- [REQUIRED TASK]:
Return all lines below containing the word "MAXIMUM".

- [ENTRIES PROVIDED]:
○ ○ ○ ○ ○ ○ ○

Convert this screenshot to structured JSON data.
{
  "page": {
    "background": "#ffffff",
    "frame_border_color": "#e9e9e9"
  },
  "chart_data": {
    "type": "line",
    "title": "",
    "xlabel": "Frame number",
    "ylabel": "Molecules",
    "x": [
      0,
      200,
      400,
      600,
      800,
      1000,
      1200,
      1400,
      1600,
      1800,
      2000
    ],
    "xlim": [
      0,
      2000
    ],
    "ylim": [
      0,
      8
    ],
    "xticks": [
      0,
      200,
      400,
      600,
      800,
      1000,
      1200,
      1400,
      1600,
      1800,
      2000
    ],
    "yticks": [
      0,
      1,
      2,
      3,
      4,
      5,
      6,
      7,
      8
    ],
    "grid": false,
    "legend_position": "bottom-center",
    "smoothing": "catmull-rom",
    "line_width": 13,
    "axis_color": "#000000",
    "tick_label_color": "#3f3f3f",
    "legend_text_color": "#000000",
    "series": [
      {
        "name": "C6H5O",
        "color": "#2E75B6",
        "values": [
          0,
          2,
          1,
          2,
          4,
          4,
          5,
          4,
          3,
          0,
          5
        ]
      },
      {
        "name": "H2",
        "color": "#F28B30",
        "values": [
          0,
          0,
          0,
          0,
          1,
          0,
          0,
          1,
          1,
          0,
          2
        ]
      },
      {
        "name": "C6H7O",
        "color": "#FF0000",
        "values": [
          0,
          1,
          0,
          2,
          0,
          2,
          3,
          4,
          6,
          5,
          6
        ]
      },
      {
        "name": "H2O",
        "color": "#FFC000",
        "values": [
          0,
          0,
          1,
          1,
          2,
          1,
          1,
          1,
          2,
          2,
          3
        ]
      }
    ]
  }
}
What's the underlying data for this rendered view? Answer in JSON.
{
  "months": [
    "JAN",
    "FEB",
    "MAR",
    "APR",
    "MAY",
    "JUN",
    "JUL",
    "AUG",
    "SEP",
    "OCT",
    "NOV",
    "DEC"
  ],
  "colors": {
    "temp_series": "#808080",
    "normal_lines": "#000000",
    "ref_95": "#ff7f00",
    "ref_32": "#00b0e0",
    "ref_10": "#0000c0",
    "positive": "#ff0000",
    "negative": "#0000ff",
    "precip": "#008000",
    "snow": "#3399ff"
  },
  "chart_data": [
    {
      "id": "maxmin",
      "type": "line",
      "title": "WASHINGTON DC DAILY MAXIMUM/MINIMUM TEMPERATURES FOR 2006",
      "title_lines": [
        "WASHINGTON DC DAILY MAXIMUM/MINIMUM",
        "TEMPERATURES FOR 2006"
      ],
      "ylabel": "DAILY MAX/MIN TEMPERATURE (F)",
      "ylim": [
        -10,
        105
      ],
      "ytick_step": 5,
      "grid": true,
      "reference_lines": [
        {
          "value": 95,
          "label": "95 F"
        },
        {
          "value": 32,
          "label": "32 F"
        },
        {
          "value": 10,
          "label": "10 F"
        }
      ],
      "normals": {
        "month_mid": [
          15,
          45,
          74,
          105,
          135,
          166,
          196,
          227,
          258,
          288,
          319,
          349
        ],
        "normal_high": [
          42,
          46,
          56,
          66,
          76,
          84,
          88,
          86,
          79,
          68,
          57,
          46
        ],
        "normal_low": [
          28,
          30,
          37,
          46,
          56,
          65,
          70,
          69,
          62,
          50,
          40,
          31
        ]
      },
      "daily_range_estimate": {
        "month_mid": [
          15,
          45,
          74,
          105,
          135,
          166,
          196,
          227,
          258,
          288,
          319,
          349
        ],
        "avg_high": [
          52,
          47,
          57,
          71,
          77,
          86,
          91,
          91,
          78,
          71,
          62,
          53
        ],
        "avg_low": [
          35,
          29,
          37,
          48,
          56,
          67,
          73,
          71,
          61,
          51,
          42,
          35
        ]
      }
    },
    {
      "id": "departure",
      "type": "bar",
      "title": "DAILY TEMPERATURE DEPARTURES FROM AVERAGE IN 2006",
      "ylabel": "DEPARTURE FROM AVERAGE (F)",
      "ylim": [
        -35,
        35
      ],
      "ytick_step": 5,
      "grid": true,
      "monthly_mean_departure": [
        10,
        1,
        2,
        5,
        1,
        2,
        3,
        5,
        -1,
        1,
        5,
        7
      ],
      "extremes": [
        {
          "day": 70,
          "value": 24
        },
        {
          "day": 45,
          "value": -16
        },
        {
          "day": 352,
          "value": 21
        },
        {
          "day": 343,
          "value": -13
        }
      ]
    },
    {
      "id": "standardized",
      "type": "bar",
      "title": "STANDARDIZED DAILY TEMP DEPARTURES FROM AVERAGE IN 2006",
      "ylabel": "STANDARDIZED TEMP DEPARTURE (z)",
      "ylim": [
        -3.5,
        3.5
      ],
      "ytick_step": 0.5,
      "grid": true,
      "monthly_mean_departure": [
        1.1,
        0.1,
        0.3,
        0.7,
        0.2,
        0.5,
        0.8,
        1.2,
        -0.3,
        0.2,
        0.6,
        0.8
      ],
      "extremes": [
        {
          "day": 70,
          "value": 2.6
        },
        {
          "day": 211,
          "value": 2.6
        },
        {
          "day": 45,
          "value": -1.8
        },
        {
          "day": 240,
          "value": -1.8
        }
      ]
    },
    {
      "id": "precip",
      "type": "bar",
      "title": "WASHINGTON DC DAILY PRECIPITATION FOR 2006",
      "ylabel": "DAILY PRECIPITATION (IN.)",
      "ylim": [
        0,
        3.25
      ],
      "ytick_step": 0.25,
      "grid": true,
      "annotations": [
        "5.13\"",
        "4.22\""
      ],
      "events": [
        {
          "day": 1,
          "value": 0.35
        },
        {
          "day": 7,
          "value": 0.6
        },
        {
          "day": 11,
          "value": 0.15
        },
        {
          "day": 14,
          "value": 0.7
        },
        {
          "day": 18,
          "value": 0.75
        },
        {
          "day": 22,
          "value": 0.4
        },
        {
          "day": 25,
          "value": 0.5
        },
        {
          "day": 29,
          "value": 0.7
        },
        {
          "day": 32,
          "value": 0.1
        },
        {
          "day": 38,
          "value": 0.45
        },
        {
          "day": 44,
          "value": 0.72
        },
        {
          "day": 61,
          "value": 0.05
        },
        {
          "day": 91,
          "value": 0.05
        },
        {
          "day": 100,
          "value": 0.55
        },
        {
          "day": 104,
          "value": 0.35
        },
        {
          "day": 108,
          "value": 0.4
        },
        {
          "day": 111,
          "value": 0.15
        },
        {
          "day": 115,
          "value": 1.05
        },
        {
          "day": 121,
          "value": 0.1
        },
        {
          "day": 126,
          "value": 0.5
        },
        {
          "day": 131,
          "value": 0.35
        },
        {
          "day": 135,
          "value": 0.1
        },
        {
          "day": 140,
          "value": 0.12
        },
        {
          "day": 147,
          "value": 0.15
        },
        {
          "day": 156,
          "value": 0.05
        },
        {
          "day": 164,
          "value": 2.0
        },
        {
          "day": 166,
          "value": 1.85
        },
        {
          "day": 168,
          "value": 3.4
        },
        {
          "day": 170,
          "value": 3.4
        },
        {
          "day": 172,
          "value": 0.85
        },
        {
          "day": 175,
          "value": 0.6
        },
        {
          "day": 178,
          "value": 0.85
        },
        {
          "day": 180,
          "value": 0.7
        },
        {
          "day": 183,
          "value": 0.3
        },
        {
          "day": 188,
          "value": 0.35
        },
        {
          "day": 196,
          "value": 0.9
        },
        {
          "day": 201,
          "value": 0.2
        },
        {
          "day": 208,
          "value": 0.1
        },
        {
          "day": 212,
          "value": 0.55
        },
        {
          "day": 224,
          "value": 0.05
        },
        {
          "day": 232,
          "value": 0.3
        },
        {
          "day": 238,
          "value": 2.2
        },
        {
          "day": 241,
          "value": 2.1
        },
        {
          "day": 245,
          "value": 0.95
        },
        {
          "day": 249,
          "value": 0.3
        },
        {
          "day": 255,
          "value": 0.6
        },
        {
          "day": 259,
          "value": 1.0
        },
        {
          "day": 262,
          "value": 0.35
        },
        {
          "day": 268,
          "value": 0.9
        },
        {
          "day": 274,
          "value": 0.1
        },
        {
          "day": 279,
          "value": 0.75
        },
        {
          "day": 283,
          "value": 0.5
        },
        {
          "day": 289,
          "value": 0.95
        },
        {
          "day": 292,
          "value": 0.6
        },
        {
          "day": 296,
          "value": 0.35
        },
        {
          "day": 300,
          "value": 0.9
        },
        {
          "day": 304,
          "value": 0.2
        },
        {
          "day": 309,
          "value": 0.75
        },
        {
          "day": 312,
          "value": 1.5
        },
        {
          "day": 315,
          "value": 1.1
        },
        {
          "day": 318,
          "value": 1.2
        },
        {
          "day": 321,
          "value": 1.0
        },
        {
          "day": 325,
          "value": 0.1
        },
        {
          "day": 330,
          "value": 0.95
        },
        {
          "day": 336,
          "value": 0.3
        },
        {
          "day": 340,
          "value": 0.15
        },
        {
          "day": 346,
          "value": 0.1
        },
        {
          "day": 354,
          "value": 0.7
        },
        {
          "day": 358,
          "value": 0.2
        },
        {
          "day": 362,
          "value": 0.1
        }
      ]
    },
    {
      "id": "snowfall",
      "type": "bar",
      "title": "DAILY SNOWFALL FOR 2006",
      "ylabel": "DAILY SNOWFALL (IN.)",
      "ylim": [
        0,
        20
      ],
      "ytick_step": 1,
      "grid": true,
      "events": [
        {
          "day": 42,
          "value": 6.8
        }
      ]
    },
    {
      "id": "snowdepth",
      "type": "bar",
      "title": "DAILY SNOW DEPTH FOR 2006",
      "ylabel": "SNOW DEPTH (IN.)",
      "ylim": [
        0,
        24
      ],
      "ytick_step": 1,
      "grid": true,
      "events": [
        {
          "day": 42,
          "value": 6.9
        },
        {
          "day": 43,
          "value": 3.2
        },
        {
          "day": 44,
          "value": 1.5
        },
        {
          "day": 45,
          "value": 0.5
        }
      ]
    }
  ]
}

○ ○ ○ ○ ○ ○ ○

- [WRITTEN RESPONSE]:
      "title": "WASHINGTON DC DAILY MAXIMUM/MINIMUM TEMPERATURES FOR 2006",
        "WASHINGTON DC DAILY MAXIMUM/MINIMUM",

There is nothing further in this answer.